● Required task: Identify each line holding the string "JSON" and copy it.

● Data excerpts:
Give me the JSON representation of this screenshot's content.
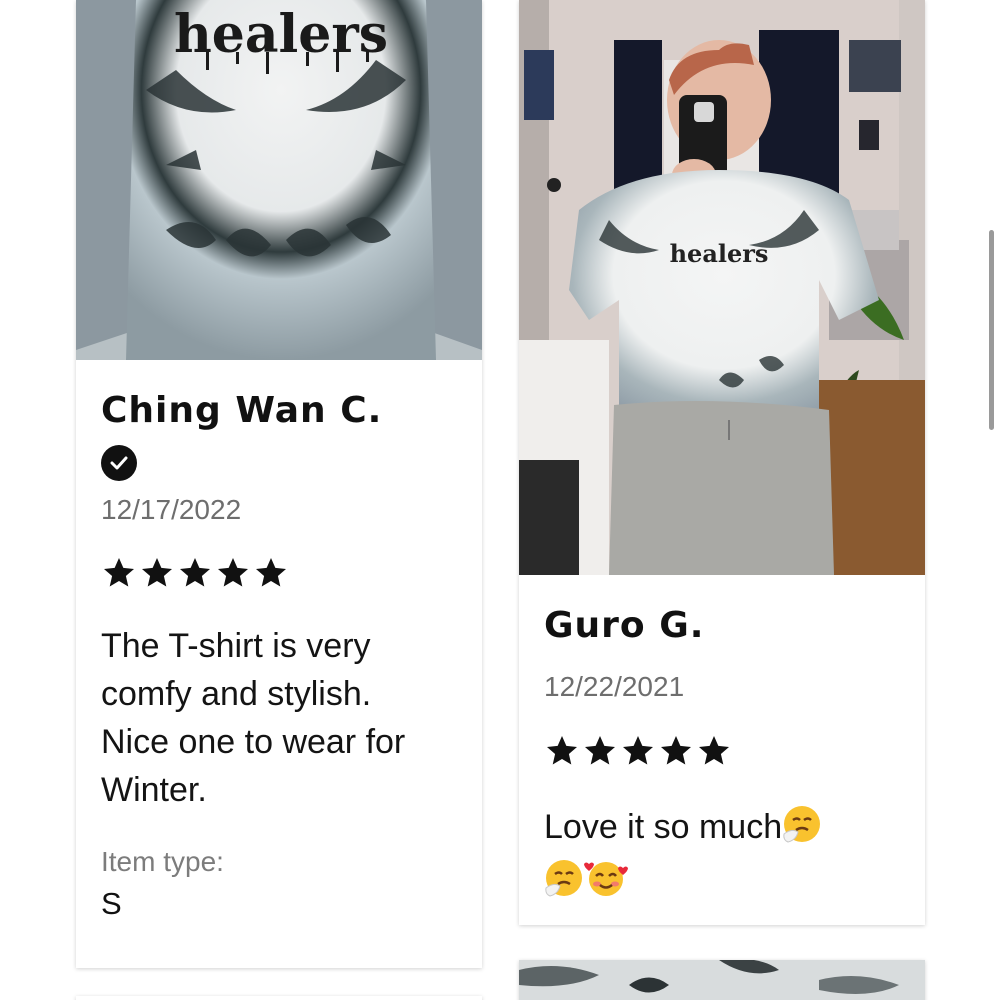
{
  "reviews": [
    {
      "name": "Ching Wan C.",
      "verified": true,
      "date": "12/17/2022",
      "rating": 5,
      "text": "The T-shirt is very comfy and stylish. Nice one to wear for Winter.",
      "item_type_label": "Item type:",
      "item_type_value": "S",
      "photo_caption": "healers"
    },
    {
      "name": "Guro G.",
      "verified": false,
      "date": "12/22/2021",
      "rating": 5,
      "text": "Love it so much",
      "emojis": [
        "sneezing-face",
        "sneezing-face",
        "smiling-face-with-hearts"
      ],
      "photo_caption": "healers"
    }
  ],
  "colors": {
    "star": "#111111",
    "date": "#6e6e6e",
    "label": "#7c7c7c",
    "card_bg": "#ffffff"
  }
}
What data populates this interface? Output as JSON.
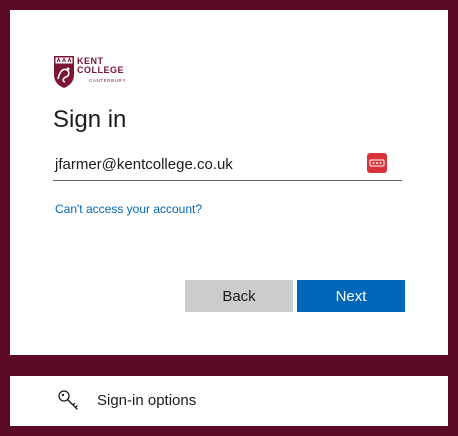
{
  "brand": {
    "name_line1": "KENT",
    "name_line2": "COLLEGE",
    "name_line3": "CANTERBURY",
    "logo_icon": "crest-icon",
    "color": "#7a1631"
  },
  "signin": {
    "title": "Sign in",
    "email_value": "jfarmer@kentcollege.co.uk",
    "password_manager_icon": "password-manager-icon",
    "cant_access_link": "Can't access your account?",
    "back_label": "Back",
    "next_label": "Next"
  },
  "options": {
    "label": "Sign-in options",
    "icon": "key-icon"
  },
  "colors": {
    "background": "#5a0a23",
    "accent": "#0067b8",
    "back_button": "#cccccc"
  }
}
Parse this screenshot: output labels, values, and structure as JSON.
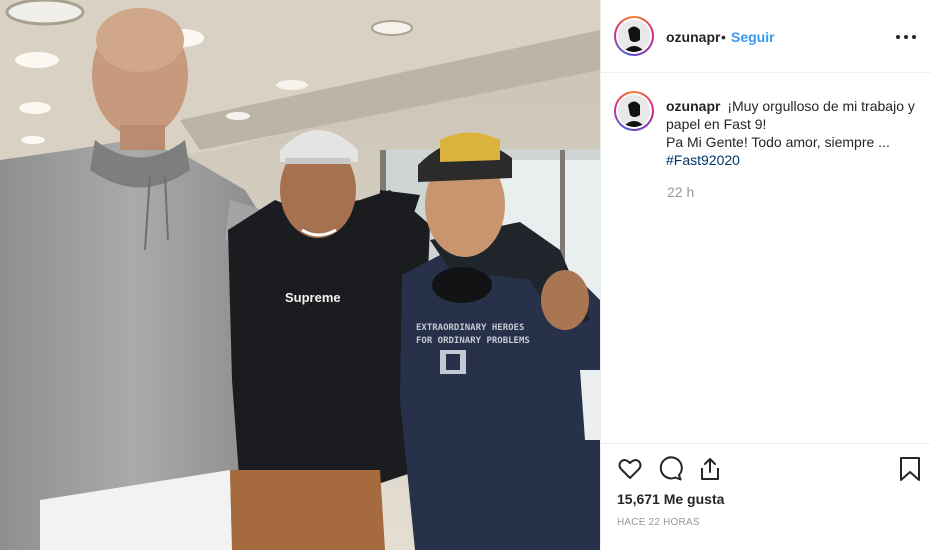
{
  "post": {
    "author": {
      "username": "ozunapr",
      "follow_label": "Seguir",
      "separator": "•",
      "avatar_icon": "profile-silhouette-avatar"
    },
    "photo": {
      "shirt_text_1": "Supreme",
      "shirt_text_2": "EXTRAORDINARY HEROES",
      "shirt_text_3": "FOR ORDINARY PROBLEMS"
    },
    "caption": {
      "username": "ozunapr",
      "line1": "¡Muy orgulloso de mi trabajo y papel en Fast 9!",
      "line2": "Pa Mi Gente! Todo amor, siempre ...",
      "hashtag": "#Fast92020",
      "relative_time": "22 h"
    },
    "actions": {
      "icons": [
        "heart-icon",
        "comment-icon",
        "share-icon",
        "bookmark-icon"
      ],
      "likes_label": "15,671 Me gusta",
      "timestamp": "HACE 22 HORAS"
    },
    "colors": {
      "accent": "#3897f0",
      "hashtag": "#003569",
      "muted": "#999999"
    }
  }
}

● Task output:
Give me the JSON representation of this screenshot's content.
What data populates this interface? Output as JSON.
Parse this screenshot: output labels, values, and structure as JSON.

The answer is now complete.